Retype the listing that follows, exactly as written.

[Extracts from a graphics dataset]
○ ○ ○ ○ ○
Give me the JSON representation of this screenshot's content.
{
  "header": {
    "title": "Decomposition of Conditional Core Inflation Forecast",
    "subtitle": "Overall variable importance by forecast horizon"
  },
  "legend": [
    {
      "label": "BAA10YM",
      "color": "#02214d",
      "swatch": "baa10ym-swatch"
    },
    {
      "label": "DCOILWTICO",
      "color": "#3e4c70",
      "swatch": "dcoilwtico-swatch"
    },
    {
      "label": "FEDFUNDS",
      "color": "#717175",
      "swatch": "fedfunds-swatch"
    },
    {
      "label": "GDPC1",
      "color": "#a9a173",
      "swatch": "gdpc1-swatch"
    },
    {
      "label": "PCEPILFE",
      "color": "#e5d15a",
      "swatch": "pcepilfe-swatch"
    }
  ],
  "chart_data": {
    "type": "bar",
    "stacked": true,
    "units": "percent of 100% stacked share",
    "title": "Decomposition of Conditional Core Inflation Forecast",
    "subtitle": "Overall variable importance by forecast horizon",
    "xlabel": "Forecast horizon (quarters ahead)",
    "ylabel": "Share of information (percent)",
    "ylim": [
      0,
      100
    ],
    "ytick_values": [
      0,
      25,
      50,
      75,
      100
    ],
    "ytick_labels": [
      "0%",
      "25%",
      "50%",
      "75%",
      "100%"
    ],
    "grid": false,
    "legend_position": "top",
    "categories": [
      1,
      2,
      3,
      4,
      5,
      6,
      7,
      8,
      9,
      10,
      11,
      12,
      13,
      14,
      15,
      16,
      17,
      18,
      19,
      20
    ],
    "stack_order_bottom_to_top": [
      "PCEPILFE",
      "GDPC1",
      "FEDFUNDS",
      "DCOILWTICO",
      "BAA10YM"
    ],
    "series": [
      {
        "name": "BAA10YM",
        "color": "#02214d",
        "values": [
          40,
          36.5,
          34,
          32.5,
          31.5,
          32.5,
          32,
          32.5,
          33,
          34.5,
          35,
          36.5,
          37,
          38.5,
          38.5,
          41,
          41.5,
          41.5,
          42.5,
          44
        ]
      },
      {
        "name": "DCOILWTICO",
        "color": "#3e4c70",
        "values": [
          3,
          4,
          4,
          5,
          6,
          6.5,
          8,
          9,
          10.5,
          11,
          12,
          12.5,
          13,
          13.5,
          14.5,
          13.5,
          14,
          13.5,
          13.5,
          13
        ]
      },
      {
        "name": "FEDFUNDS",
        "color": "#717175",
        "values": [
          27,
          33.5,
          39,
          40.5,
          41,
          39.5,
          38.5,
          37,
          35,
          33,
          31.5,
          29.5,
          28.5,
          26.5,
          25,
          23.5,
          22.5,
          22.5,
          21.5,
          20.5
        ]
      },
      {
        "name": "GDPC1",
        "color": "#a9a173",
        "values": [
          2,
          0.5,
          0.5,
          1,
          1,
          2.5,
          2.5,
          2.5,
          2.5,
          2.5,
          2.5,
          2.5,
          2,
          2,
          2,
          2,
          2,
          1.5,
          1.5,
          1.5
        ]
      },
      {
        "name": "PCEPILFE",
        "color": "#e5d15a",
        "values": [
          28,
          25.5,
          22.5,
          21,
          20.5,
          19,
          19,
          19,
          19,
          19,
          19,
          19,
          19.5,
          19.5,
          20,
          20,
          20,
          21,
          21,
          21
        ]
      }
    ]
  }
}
○ ○ ○ ○ ○
#### Task result:
Give me the JSON representation of this screenshot's content.
{
  "header": {
    "title": "Decomposition of Conditional Core Inflation Forecast",
    "subtitle": "Overall variable importance by forecast horizon"
  },
  "legend": [
    {
      "label": "BAA10YM",
      "color": "#02214d",
      "swatch": "baa10ym-swatch"
    },
    {
      "label": "DCOILWTICO",
      "color": "#3e4c70",
      "swatch": "dcoilwtico-swatch"
    },
    {
      "label": "FEDFUNDS",
      "color": "#717175",
      "swatch": "fedfunds-swatch"
    },
    {
      "label": "GDPC1",
      "color": "#a9a173",
      "swatch": "gdpc1-swatch"
    },
    {
      "label": "PCEPILFE",
      "color": "#e5d15a",
      "swatch": "pcepilfe-swatch"
    }
  ],
  "chart_data": {
    "type": "bar",
    "stacked": true,
    "units": "percent of 100% stacked share",
    "title": "Decomposition of Conditional Core Inflation Forecast",
    "subtitle": "Overall variable importance by forecast horizon",
    "xlabel": "Forecast horizon (quarters ahead)",
    "ylabel": "Share of information (percent)",
    "ylim": [
      0,
      100
    ],
    "ytick_values": [
      0,
      25,
      50,
      75,
      100
    ],
    "ytick_labels": [
      "0%",
      "25%",
      "50%",
      "75%",
      "100%"
    ],
    "grid": false,
    "legend_position": "top",
    "categories": [
      1,
      2,
      3,
      4,
      5,
      6,
      7,
      8,
      9,
      10,
      11,
      12,
      13,
      14,
      15,
      16,
      17,
      18,
      19,
      20
    ],
    "stack_order_bottom_to_top": [
      "PCEPILFE",
      "GDPC1",
      "FEDFUNDS",
      "DCOILWTICO",
      "BAA10YM"
    ],
    "series": [
      {
        "name": "BAA10YM",
        "color": "#02214d",
        "values": [
          40,
          36.5,
          34,
          32.5,
          31.5,
          32.5,
          32,
          32.5,
          33,
          34.5,
          35,
          36.5,
          37,
          38.5,
          38.5,
          41,
          41.5,
          41.5,
          42.5,
          44
        ]
      },
      {
        "name": "DCOILWTICO",
        "color": "#3e4c70",
        "values": [
          3,
          4,
          4,
          5,
          6,
          6.5,
          8,
          9,
          10.5,
          11,
          12,
          12.5,
          13,
          13.5,
          14.5,
          13.5,
          14,
          13.5,
          13.5,
          13
        ]
      },
      {
        "name": "FEDFUNDS",
        "color": "#717175",
        "values": [
          27,
          33.5,
          39,
          40.5,
          41,
          39.5,
          38.5,
          37,
          35,
          33,
          31.5,
          29.5,
          28.5,
          26.5,
          25,
          23.5,
          22.5,
          22.5,
          21.5,
          20.5
        ]
      },
      {
        "name": "GDPC1",
        "color": "#a9a173",
        "values": [
          2,
          0.5,
          0.5,
          1,
          1,
          2.5,
          2.5,
          2.5,
          2.5,
          2.5,
          2.5,
          2.5,
          2,
          2,
          2,
          2,
          2,
          1.5,
          1.5,
          1.5
        ]
      },
      {
        "name": "PCEPILFE",
        "color": "#e5d15a",
        "values": [
          28,
          25.5,
          22.5,
          21,
          20.5,
          19,
          19,
          19,
          19,
          19,
          19,
          19,
          19.5,
          19.5,
          20,
          20,
          20,
          21,
          21,
          21
        ]
      }
    ]
  }
}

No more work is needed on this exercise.